Pick out all lines with the word "left" from the records that follow.
** BEGIN RECORDS SHOWN **
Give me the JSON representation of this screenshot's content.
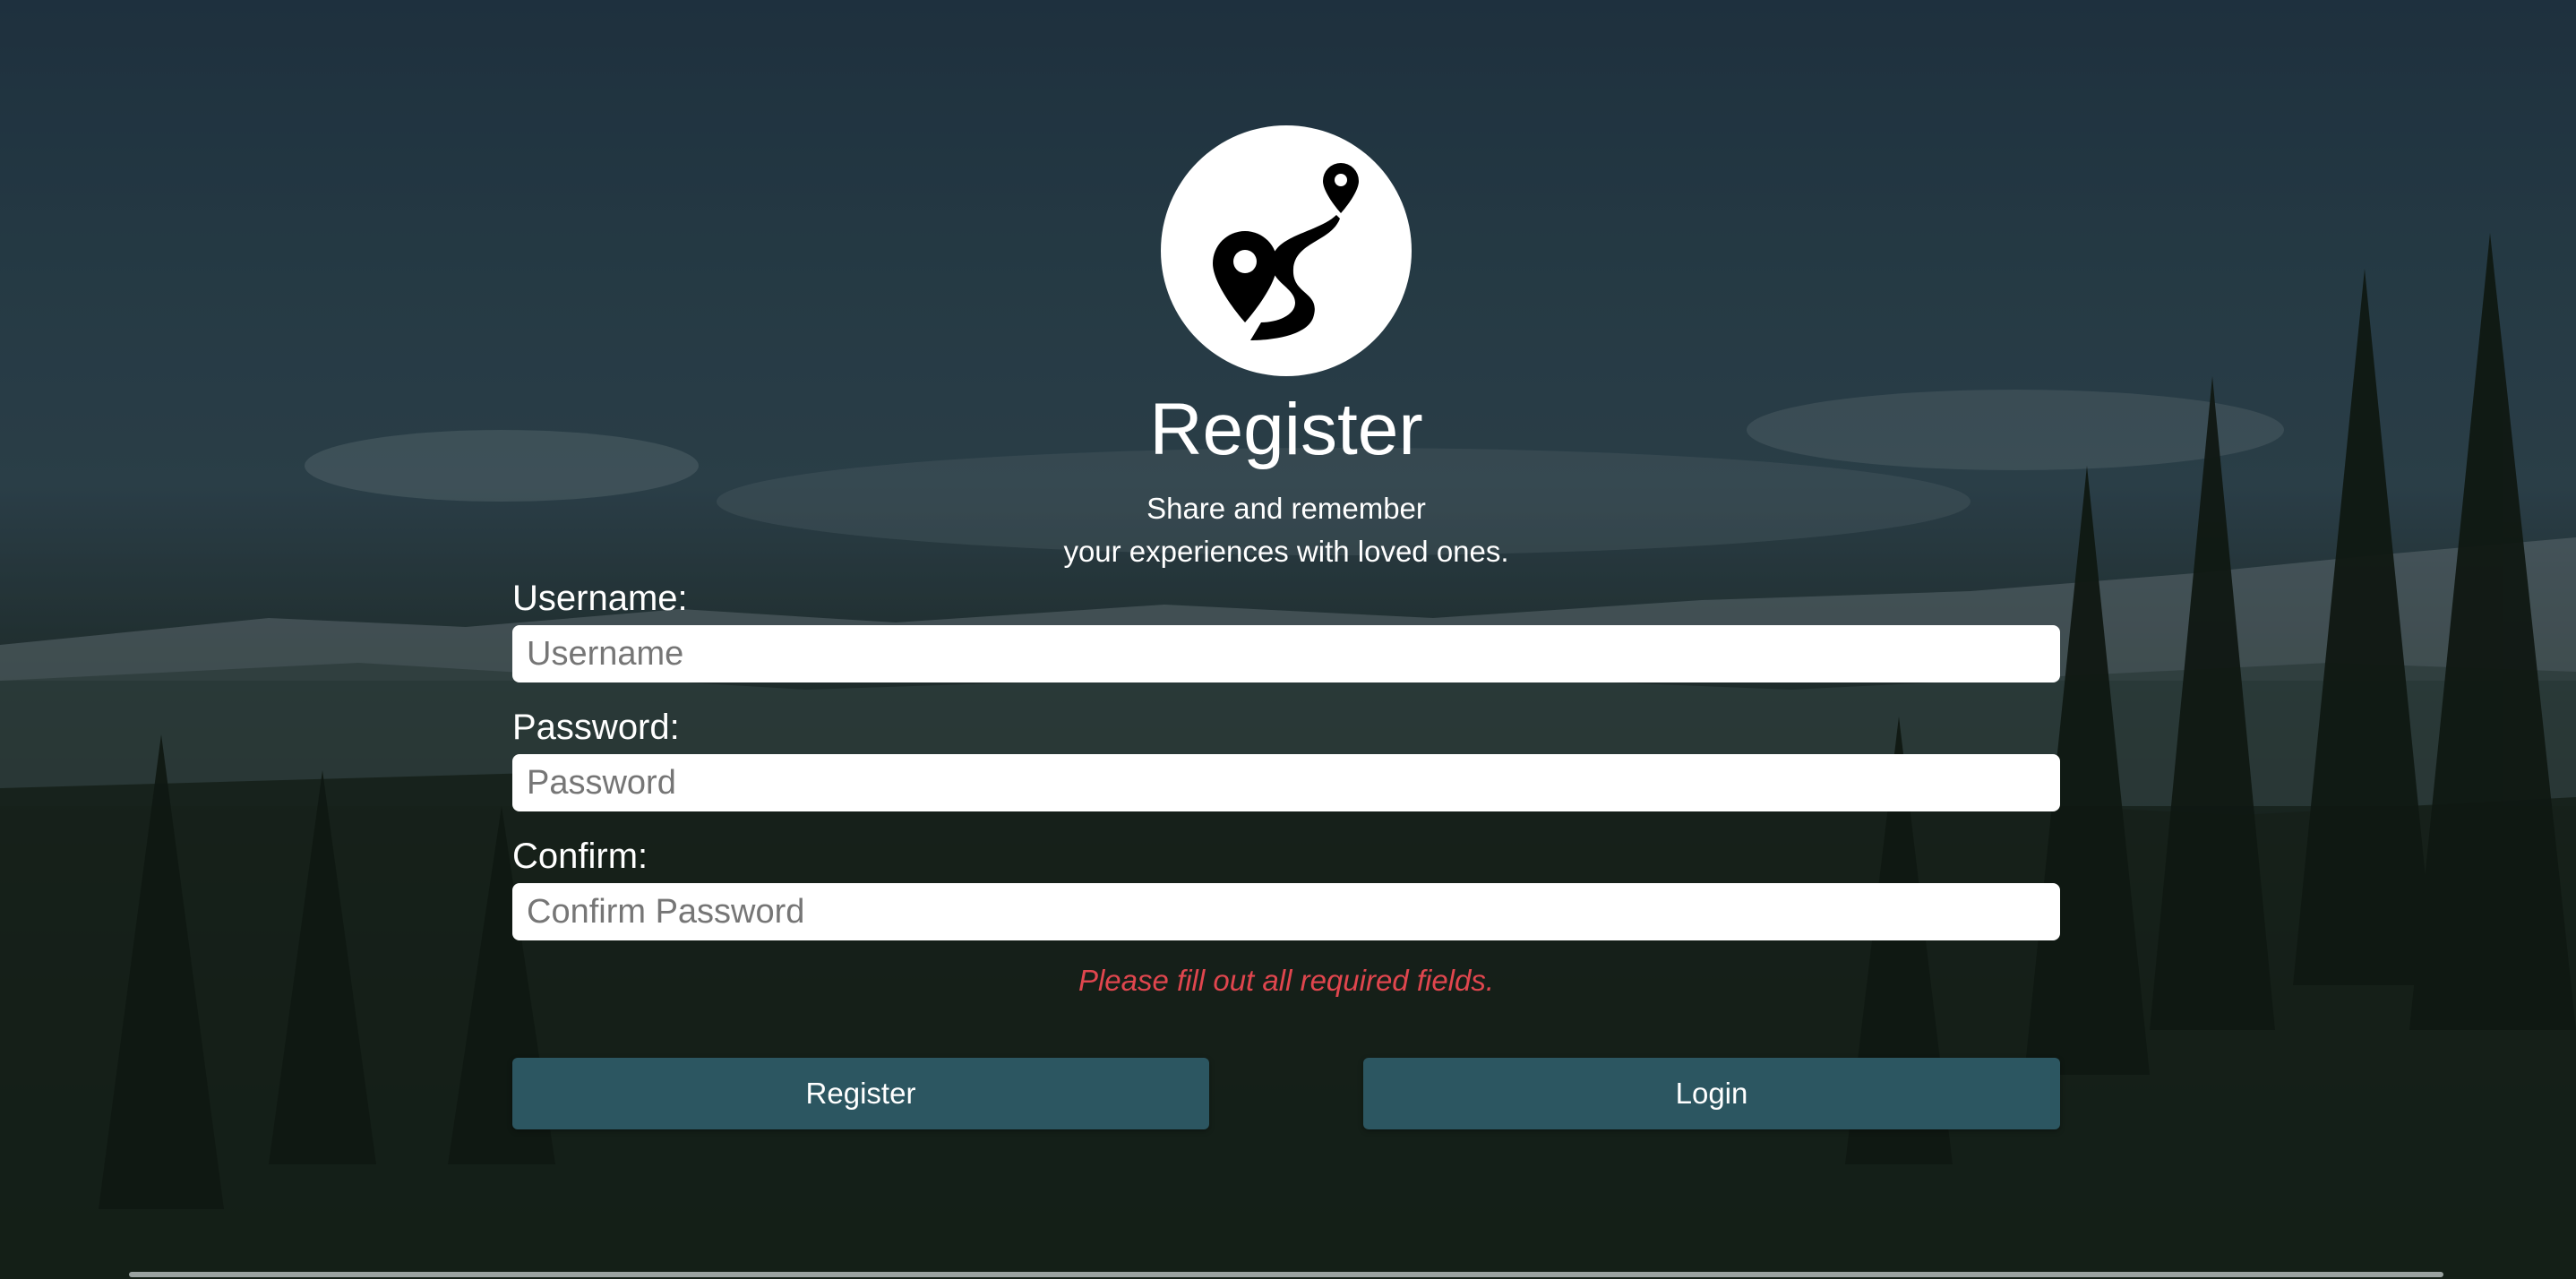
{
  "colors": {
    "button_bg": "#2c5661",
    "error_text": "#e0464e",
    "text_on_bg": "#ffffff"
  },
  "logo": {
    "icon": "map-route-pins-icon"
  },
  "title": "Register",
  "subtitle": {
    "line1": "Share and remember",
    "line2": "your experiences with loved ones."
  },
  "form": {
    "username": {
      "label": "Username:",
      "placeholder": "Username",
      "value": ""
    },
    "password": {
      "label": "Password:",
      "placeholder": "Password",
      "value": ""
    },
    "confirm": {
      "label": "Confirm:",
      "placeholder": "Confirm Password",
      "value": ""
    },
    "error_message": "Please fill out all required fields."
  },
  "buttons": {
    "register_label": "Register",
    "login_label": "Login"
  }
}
** END RECORDS SHOWN **
** BEGIN RECORDS SHOWN **
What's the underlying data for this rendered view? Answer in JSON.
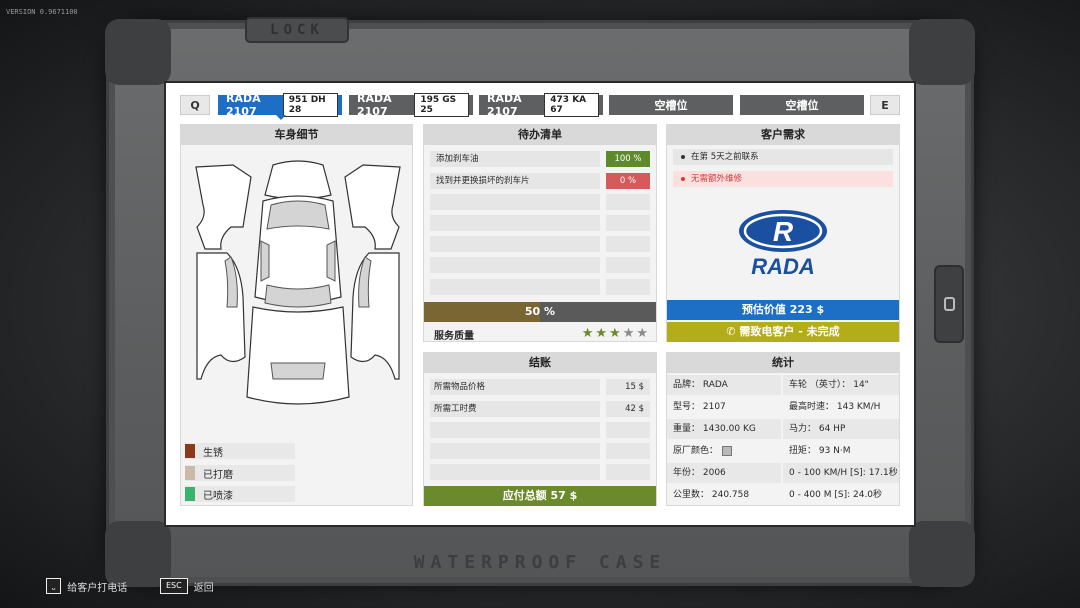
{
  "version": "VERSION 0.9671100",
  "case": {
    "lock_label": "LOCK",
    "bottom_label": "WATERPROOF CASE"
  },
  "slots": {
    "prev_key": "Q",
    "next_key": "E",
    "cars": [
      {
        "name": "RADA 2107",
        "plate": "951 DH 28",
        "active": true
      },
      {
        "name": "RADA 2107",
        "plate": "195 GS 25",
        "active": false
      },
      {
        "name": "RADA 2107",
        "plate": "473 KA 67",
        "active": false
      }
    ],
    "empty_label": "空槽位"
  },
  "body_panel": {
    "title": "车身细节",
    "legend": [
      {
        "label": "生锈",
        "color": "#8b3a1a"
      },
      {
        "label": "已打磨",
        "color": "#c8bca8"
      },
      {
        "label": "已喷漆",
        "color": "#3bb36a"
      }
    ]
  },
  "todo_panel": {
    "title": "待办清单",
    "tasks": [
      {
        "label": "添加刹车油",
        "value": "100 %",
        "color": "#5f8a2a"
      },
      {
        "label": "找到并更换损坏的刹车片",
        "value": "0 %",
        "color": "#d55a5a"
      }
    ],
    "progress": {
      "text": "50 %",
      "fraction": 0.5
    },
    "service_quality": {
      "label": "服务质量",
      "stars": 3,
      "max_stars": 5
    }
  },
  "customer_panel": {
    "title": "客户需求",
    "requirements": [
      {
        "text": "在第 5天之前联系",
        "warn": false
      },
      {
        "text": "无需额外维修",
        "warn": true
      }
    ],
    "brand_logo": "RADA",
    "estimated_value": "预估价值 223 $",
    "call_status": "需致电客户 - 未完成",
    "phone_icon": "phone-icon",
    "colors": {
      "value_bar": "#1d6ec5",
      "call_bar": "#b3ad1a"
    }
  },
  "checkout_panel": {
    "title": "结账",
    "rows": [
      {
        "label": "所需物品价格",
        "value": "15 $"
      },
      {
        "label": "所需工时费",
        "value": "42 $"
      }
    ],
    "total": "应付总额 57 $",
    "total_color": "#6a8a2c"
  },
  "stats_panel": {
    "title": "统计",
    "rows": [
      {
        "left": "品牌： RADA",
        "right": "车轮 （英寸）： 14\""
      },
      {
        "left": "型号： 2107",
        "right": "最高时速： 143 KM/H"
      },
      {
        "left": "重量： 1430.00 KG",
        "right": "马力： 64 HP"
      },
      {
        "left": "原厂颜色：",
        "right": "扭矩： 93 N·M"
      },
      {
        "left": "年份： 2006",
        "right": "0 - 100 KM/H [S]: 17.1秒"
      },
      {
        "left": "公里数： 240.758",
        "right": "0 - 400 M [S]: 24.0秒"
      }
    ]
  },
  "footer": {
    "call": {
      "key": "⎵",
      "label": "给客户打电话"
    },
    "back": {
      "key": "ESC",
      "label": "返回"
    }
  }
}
** END RECORDS SHOWN **
# ANSWER TO THIS PROBLEM
        "left": "品牌： RADA",
        "left": "型号： 2107",
        "left": "重量： 1430.00 KG",
        "left": "原厂颜色：",
        "left": "年份： 2006",
        "left": "公里数： 240.758",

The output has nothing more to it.